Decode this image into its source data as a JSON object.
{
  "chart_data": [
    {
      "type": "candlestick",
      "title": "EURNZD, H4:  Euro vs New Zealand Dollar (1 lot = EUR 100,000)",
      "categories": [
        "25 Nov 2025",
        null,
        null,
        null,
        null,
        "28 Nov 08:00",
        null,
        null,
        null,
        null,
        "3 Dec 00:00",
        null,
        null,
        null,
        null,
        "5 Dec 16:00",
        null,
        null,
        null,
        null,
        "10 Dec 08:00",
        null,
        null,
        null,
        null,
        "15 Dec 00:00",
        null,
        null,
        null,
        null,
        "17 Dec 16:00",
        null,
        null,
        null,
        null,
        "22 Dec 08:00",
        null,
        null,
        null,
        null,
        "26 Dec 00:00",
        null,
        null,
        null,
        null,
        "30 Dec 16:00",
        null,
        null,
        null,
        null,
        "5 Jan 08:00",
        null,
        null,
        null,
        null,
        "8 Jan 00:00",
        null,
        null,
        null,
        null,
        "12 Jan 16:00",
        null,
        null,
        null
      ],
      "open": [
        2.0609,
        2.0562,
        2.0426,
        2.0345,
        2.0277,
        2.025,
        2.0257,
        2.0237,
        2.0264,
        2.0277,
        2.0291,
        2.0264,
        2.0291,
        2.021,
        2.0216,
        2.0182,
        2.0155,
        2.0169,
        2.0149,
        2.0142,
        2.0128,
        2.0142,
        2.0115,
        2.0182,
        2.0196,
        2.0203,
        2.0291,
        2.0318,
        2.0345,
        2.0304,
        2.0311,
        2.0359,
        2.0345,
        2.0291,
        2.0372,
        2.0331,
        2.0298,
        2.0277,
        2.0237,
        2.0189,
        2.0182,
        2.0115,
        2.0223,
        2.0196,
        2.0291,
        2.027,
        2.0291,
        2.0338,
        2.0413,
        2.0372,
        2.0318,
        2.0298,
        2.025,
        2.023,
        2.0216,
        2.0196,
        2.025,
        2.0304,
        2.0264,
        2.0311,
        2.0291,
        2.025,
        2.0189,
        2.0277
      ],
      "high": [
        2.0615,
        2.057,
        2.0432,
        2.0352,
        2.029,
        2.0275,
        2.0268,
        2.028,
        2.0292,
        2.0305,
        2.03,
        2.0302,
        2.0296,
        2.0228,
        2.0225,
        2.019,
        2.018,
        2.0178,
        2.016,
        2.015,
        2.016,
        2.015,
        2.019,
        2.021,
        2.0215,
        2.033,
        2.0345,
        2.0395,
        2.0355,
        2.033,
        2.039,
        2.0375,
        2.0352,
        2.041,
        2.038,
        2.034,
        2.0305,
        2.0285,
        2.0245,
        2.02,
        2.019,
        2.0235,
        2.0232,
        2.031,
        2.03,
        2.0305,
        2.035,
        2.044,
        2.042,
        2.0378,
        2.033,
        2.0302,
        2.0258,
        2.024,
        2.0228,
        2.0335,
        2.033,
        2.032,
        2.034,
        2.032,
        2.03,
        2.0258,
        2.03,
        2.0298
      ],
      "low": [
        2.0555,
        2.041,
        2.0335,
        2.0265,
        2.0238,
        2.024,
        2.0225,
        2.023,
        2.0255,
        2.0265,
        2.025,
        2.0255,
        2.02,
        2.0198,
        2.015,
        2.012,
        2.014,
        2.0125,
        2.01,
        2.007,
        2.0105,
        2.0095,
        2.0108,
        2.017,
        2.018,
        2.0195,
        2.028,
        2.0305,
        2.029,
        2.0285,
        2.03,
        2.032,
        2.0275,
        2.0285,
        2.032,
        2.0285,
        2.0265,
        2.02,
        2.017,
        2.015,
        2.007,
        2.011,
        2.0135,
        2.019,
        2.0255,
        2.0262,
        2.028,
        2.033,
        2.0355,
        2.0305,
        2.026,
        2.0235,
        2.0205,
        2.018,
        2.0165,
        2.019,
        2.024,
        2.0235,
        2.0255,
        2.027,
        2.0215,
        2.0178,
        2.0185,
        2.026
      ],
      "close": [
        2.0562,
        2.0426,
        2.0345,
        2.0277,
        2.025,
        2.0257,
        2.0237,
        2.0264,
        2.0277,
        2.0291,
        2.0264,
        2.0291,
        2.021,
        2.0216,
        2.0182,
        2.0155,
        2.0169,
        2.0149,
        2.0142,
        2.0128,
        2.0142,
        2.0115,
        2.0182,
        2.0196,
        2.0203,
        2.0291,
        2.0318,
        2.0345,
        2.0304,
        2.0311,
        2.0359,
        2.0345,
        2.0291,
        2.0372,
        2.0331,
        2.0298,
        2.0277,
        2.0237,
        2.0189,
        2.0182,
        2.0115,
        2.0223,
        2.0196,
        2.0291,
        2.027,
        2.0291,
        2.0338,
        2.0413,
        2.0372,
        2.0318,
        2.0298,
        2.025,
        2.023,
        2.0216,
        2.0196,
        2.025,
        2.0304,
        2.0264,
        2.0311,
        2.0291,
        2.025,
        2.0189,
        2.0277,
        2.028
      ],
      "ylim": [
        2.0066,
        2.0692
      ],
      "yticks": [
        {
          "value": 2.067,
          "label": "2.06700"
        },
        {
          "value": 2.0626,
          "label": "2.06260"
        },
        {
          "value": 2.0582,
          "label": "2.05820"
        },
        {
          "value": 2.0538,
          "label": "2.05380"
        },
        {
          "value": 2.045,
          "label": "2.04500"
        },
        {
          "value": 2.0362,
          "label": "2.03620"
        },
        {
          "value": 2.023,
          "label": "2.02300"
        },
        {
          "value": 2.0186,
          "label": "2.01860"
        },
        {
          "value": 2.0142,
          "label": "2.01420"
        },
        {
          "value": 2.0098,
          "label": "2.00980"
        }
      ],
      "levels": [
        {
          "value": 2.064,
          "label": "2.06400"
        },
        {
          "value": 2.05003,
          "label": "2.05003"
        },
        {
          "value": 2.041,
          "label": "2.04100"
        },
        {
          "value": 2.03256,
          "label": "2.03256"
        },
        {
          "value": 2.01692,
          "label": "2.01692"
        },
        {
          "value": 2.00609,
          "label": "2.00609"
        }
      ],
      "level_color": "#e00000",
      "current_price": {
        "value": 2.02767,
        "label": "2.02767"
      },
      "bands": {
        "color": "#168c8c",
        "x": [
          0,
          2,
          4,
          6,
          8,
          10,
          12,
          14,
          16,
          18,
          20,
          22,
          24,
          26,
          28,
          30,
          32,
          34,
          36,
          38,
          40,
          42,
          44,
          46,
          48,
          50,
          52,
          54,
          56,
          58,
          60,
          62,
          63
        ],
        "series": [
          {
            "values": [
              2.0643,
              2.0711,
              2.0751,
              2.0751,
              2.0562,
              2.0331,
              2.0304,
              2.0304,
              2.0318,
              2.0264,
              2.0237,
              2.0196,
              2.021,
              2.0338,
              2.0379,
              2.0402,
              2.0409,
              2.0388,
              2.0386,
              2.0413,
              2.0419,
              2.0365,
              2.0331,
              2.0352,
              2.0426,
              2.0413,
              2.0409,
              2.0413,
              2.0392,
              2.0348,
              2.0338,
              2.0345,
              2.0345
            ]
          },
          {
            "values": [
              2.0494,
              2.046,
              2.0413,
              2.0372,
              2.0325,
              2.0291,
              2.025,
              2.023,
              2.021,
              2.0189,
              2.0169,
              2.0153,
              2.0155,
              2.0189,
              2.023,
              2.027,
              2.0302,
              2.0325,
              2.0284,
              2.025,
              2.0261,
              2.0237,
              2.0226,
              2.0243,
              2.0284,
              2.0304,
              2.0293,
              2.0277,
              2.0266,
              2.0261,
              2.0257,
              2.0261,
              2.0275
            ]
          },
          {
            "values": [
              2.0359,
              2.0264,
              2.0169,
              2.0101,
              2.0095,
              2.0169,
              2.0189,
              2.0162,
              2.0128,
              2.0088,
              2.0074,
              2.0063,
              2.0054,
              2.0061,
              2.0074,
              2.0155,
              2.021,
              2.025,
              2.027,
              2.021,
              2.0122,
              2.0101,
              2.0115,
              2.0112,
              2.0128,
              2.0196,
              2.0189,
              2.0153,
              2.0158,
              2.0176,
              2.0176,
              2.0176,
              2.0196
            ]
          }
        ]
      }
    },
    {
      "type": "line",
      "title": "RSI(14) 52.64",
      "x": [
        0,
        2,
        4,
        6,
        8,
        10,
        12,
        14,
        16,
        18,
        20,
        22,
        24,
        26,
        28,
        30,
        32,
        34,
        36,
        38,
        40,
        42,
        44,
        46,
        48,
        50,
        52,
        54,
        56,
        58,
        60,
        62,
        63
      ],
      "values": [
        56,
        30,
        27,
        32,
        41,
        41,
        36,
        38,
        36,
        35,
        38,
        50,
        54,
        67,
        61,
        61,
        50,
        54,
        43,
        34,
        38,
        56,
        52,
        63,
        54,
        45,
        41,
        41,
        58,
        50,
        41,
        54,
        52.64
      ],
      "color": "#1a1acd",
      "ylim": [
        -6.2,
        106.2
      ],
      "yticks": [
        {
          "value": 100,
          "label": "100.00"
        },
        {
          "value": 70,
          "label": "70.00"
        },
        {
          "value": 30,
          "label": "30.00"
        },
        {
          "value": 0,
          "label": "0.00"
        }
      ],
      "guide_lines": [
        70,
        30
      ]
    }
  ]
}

++++++

-- TASK --
Sift through the entries and copy every line with "title".

-- WORKED SOLUTION --
      "title": "EURNZD, H4:  Euro vs New Zealand Dollar (1 lot = EUR 100,000)",
      "title": "RSI(14) 52.64",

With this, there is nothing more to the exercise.